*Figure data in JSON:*
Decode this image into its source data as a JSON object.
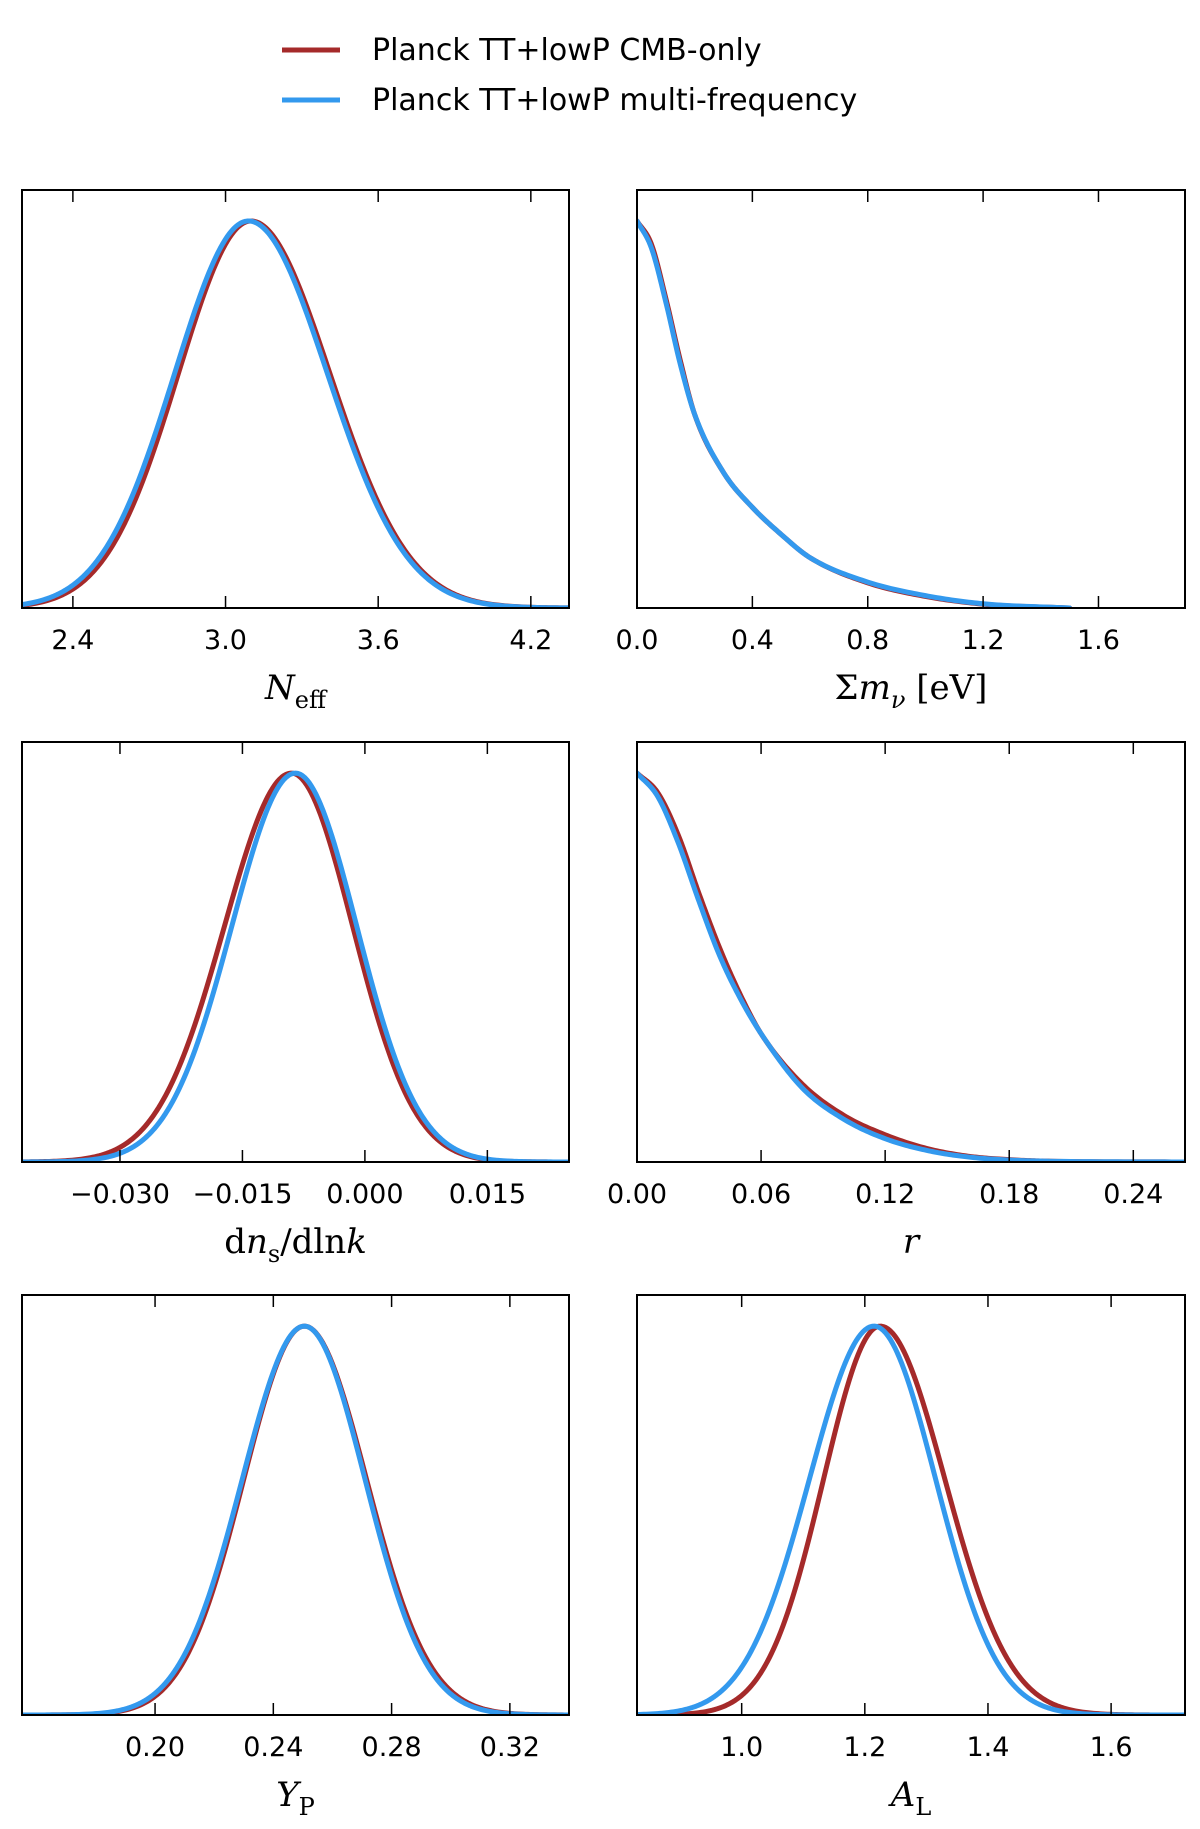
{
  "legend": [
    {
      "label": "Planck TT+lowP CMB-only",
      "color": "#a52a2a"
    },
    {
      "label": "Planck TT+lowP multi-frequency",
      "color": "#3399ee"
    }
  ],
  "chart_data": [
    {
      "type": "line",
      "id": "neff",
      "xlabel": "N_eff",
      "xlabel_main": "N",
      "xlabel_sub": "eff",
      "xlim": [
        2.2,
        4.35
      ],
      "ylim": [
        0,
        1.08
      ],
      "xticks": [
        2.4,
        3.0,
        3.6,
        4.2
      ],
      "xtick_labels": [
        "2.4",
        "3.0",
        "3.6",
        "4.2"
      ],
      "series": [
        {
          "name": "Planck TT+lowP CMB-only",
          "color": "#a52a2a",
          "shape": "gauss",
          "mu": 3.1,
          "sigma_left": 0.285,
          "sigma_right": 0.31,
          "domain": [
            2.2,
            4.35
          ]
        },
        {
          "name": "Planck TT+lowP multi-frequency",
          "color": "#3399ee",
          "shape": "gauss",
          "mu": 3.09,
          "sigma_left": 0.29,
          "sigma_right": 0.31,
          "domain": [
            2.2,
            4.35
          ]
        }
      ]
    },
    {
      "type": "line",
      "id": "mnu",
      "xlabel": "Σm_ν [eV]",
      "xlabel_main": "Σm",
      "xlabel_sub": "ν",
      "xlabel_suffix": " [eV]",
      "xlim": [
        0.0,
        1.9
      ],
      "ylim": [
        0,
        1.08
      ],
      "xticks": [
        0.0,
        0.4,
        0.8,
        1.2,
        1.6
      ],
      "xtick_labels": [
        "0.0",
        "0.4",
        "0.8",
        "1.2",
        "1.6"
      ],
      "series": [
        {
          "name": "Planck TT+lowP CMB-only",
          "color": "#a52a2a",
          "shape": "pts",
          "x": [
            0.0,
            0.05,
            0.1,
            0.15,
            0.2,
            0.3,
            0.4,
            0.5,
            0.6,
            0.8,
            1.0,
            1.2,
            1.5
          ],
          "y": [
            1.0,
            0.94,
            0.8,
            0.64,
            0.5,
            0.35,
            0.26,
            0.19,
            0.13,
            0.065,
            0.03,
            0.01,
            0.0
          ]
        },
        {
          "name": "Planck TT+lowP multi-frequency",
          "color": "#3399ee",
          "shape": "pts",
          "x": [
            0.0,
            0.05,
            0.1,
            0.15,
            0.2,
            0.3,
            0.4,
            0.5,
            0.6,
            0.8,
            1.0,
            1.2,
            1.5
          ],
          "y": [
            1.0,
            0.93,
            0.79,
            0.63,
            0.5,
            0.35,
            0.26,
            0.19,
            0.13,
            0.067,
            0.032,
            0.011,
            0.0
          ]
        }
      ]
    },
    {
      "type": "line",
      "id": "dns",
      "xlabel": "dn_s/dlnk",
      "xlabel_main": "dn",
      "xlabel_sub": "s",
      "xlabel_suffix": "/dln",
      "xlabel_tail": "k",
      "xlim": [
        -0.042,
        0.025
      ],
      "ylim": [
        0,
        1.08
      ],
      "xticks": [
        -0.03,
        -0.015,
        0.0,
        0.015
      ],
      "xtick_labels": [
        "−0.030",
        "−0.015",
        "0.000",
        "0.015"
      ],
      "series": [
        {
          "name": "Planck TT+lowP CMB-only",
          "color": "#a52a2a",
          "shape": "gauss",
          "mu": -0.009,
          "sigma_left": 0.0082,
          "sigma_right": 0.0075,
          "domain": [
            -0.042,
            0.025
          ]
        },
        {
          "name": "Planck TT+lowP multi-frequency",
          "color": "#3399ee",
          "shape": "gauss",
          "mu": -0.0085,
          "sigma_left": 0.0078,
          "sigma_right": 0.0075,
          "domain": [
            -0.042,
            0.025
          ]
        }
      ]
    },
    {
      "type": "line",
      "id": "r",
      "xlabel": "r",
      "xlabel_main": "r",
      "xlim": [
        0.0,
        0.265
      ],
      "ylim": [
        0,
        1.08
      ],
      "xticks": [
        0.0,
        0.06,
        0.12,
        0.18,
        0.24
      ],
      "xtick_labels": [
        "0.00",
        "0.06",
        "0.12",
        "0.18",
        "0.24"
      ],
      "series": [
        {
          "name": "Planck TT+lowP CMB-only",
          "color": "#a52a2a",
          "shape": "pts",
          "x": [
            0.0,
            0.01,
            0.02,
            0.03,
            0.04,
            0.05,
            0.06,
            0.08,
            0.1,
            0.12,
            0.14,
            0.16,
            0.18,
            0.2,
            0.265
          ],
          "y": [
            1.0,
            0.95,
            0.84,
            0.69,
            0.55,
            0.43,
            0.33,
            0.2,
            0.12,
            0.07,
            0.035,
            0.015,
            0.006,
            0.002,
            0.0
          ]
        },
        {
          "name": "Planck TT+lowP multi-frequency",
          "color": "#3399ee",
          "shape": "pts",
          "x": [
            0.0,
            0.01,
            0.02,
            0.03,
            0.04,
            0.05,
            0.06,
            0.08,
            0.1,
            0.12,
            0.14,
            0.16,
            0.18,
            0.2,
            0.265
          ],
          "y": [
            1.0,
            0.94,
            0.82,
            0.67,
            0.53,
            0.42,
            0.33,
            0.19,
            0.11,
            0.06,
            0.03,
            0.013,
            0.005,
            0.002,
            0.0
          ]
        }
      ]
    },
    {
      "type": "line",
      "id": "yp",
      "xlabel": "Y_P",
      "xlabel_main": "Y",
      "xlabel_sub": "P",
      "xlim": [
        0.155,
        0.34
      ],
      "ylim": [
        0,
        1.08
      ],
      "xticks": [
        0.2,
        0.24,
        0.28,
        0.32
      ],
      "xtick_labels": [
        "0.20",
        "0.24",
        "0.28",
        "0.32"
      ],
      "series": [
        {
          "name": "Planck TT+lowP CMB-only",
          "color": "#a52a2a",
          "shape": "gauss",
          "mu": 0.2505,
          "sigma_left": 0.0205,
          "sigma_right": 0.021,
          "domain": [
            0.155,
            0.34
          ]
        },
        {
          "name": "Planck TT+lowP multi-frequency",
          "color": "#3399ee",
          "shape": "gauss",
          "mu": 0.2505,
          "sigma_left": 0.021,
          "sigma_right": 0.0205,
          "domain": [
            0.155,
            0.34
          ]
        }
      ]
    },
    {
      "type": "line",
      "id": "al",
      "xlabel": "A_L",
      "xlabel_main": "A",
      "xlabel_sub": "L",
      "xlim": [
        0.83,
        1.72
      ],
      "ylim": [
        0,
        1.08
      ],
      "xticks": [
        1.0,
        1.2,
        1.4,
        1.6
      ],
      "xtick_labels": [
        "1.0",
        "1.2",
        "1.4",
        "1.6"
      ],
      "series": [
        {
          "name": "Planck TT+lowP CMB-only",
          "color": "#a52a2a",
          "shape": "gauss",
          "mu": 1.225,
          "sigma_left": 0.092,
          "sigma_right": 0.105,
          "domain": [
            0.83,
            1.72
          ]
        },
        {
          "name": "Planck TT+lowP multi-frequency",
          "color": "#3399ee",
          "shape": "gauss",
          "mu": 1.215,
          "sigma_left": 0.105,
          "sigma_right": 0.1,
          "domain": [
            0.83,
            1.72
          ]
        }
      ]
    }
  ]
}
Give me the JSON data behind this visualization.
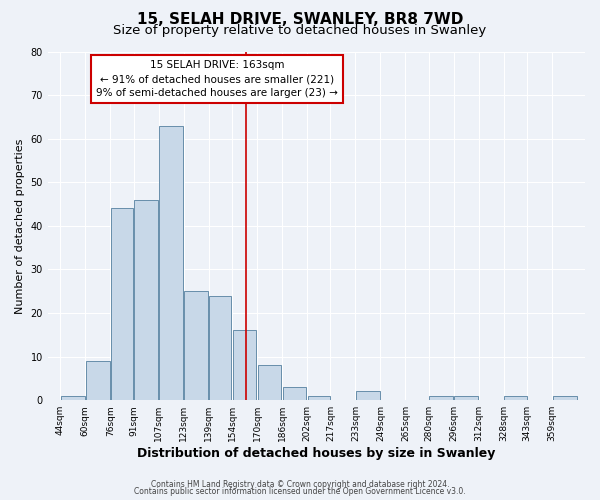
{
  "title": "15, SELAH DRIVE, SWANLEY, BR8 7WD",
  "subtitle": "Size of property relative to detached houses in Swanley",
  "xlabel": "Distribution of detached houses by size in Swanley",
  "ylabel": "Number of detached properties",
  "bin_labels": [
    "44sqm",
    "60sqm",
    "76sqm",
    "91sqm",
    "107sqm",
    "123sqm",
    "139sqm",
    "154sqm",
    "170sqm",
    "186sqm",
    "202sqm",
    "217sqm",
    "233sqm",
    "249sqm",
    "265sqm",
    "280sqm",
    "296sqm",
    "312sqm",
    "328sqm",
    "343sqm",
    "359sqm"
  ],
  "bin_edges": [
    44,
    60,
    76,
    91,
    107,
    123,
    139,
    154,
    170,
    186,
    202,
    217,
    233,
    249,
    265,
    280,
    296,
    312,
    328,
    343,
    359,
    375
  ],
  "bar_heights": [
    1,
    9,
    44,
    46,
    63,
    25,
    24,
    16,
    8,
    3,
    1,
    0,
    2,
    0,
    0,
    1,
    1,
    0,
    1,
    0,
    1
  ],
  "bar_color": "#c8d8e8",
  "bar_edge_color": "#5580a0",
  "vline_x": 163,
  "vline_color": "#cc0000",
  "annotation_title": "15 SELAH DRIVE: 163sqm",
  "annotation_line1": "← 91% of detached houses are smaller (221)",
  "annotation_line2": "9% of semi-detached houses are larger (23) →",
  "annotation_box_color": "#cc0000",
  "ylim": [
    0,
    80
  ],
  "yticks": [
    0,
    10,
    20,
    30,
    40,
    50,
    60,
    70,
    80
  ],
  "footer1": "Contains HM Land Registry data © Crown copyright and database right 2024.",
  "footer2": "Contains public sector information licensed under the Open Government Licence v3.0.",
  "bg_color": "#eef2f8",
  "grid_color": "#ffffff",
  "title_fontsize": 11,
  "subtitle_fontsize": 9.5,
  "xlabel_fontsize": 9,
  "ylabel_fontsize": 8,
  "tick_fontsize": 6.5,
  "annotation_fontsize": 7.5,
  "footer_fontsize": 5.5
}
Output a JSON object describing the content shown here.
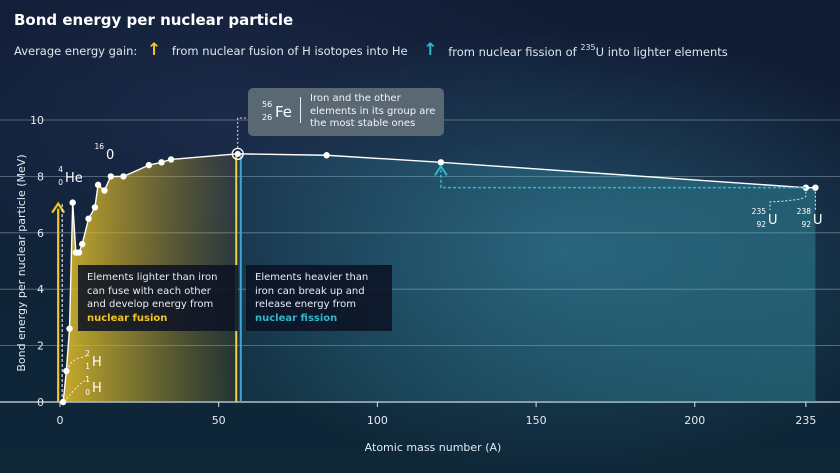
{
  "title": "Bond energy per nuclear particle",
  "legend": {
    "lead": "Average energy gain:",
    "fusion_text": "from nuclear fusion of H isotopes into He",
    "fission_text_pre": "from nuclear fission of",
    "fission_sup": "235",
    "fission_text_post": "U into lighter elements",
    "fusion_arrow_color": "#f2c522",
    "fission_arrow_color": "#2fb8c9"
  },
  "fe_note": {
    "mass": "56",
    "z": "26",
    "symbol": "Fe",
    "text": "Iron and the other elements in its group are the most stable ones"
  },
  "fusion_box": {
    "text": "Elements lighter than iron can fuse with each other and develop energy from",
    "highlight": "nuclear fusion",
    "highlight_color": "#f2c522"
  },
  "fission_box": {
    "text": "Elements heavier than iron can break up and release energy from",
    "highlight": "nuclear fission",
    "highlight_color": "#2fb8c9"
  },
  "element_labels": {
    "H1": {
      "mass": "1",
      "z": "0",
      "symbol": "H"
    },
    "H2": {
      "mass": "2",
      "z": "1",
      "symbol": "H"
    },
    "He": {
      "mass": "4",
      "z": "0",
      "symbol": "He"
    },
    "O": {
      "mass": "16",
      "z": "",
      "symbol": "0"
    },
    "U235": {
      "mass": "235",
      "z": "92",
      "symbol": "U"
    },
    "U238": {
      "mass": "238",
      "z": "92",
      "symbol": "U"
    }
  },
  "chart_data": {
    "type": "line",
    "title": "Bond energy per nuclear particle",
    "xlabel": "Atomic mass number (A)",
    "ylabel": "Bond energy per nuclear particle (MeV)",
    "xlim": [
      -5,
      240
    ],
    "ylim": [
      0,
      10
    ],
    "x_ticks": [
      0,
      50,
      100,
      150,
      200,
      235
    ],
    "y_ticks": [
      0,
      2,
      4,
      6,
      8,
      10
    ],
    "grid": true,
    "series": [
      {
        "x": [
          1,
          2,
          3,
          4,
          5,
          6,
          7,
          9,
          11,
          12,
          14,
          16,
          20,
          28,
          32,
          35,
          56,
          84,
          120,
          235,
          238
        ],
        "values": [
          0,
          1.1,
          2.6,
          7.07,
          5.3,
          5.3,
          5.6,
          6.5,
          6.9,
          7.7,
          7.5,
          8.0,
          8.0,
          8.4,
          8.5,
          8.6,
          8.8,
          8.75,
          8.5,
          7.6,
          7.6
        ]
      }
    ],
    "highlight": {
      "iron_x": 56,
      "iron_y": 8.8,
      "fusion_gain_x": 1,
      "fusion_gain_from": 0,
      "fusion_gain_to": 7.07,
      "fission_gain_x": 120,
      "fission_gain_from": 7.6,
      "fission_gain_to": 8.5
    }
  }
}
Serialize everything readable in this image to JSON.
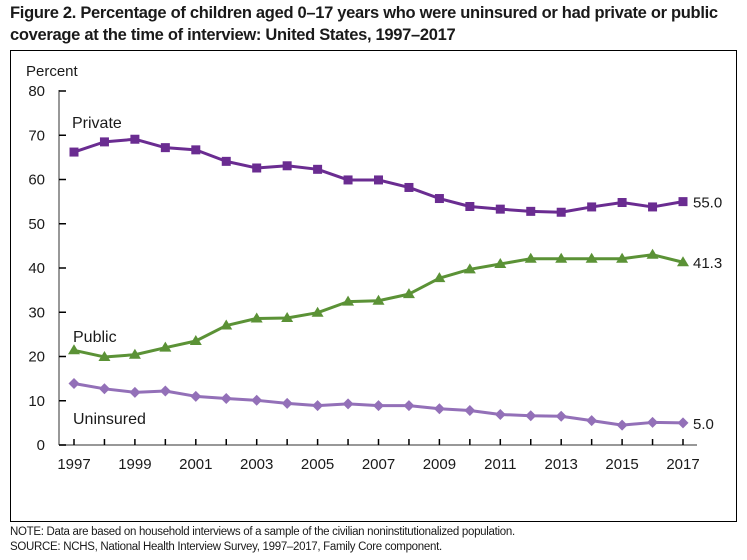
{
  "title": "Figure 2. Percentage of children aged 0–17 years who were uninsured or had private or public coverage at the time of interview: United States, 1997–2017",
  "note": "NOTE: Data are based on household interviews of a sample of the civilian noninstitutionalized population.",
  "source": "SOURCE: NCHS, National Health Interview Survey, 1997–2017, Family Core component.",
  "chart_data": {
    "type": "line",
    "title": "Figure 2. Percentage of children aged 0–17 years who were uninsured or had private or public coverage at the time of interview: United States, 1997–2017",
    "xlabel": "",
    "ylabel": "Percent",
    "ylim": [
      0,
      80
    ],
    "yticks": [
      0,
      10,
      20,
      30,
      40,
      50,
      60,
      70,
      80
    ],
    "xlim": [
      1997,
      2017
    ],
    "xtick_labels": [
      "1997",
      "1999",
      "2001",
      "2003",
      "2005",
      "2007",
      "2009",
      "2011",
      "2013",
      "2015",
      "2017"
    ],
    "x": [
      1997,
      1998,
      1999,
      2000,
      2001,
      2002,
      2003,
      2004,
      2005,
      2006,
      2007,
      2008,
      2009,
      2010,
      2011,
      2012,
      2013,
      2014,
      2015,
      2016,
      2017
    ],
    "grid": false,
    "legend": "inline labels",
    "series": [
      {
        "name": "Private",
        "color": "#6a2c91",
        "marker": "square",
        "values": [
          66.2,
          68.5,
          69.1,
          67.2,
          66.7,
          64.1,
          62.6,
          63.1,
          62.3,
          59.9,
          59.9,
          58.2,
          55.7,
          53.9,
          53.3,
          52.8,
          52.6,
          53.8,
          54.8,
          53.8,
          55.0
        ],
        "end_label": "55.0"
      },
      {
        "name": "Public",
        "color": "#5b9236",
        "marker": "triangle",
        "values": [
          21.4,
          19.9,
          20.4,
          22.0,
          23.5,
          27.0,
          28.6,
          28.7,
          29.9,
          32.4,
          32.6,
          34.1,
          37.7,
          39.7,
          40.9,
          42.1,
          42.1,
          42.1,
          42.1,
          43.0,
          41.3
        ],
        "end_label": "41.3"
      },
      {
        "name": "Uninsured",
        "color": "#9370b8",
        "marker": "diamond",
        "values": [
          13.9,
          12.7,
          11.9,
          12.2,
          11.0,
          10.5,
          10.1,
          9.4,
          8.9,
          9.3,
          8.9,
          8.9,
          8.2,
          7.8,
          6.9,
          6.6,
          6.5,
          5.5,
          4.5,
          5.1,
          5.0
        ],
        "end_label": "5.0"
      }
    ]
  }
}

*Given problem:*
Gather every line from the entries above where the word "object" appears, and copy them.

*Result of this exercise:*
Decode this image into its source data as a JSON object.
Output a JSON object describing the content shown here.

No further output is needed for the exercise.